# [INFORMATION SHOWN]
__________

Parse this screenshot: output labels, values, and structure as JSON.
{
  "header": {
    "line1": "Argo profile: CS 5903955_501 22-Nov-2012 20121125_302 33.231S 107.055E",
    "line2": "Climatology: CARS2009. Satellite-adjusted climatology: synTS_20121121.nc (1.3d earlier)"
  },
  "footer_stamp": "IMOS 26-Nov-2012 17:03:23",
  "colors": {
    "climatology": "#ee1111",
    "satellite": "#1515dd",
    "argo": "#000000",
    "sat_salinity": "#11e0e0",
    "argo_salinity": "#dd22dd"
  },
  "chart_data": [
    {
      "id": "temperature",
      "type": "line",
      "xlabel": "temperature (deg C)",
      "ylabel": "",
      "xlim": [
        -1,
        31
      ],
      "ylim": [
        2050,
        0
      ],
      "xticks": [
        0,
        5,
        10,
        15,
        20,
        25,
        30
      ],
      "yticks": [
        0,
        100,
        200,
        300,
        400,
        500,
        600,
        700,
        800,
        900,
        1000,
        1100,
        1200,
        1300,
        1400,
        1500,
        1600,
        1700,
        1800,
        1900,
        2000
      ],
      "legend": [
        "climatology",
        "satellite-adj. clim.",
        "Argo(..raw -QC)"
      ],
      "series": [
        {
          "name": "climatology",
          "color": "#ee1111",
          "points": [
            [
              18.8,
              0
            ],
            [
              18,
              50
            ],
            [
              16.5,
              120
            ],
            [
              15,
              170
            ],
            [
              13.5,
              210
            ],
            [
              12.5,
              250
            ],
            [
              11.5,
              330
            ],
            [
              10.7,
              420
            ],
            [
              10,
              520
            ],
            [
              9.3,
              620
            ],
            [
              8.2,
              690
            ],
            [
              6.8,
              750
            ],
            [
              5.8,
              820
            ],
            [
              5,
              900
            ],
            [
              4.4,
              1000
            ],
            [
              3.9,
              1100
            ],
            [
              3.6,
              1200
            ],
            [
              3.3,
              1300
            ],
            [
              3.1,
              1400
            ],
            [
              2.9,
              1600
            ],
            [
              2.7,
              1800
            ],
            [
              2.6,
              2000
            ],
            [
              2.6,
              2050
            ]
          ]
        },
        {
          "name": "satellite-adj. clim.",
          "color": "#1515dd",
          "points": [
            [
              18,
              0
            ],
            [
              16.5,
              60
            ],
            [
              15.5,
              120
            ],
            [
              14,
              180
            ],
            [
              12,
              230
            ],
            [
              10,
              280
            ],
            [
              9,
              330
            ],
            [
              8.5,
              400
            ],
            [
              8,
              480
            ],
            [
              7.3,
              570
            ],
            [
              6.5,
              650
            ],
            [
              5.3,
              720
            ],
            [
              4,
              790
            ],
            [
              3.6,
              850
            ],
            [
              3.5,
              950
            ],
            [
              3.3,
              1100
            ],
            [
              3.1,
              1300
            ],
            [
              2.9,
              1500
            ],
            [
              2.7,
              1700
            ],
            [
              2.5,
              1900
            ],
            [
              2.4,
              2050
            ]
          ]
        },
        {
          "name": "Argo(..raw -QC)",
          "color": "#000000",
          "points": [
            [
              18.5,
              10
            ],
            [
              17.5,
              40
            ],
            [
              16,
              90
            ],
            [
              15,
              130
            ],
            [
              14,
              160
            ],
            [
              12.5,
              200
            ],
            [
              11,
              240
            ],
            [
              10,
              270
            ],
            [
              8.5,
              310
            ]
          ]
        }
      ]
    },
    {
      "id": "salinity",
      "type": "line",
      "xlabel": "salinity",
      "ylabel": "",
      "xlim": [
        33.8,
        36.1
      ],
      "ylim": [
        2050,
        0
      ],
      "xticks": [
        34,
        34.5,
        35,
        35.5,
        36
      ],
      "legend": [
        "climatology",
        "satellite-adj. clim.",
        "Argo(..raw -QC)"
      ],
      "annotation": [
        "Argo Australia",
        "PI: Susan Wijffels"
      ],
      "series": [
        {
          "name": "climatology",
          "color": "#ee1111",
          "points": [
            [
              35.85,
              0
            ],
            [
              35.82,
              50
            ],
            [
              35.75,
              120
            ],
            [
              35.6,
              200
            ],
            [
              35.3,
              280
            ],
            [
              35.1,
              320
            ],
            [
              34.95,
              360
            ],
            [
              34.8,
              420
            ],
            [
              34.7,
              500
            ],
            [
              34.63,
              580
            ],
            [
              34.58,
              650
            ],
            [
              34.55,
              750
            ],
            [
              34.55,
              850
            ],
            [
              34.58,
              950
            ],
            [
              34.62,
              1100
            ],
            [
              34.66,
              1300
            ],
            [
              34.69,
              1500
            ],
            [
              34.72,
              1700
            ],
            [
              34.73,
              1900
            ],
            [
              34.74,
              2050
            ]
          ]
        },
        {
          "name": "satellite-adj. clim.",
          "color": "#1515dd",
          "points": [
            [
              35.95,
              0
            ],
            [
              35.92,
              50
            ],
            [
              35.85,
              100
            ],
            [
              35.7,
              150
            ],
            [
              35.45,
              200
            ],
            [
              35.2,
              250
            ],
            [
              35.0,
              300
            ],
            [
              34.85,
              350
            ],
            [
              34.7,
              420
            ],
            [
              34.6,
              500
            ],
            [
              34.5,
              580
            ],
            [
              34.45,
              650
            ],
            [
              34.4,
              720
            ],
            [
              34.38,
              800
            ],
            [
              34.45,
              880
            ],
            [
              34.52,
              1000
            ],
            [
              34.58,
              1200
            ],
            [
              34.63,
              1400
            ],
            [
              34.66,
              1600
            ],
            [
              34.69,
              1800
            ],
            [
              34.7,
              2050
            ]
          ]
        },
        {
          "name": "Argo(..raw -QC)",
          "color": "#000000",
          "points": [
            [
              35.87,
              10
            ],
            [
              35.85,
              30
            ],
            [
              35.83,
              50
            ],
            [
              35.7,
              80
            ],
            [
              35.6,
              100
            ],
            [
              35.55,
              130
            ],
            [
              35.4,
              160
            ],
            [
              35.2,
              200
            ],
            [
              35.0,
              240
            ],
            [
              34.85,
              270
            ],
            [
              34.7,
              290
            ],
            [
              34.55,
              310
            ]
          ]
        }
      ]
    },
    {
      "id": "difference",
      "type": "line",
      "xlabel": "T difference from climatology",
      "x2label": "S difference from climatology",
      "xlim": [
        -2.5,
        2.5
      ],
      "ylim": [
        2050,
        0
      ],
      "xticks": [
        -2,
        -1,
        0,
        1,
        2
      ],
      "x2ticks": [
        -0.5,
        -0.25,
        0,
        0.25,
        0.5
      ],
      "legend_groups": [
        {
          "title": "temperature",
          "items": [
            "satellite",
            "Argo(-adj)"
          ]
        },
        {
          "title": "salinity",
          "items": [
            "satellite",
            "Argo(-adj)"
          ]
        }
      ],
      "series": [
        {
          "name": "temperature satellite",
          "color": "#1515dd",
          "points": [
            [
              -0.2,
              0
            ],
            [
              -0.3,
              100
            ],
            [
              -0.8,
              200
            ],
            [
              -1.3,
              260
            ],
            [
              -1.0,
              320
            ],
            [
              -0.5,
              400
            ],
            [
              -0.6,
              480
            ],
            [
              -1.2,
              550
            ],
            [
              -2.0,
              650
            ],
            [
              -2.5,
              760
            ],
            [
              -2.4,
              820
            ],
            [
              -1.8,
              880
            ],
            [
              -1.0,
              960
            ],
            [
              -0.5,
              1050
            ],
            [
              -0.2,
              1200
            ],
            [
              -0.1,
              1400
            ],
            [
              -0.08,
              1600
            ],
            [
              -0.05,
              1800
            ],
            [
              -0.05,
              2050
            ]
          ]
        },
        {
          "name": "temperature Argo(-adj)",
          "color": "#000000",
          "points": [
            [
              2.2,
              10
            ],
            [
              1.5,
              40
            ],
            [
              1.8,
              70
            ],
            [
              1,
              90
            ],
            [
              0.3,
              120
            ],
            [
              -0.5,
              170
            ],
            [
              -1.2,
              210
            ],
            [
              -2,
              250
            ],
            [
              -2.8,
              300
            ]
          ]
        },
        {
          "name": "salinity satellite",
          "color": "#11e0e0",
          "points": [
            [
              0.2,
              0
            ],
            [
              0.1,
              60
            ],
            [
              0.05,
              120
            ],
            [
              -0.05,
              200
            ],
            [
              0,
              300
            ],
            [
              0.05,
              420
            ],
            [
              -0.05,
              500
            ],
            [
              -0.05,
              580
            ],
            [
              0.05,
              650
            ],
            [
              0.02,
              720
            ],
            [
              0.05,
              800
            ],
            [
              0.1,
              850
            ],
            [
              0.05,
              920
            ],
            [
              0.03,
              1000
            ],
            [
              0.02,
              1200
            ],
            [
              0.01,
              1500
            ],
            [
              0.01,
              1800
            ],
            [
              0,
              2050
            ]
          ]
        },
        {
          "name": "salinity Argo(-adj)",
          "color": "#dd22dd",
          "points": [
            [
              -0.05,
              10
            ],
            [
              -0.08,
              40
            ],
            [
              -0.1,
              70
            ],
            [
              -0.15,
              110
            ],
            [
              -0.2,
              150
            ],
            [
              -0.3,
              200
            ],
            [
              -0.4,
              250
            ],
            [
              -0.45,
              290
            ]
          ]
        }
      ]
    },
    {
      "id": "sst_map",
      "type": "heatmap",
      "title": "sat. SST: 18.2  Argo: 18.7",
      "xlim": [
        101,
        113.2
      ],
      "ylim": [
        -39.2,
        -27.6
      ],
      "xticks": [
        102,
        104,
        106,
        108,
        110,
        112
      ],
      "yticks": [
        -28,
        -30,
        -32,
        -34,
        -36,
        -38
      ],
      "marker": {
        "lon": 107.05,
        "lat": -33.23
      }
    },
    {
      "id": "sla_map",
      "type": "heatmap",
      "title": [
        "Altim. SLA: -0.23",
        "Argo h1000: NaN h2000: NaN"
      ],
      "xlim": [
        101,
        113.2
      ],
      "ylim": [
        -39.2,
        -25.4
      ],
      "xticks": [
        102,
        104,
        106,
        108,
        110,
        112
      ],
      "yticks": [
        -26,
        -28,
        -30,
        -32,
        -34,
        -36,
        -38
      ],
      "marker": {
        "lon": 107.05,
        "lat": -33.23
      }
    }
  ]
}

__________

# [EXERCISE INSTRUCTIONS]
Report all lines of the material that contain the word "temperature".

# [WRITTEN RESPONSE]
      "id": "temperature",
      "xlabel": "temperature (deg C)",
          "title": "temperature",
          "name": "temperature satellite",
          "name": "temperature Argo(-adj)",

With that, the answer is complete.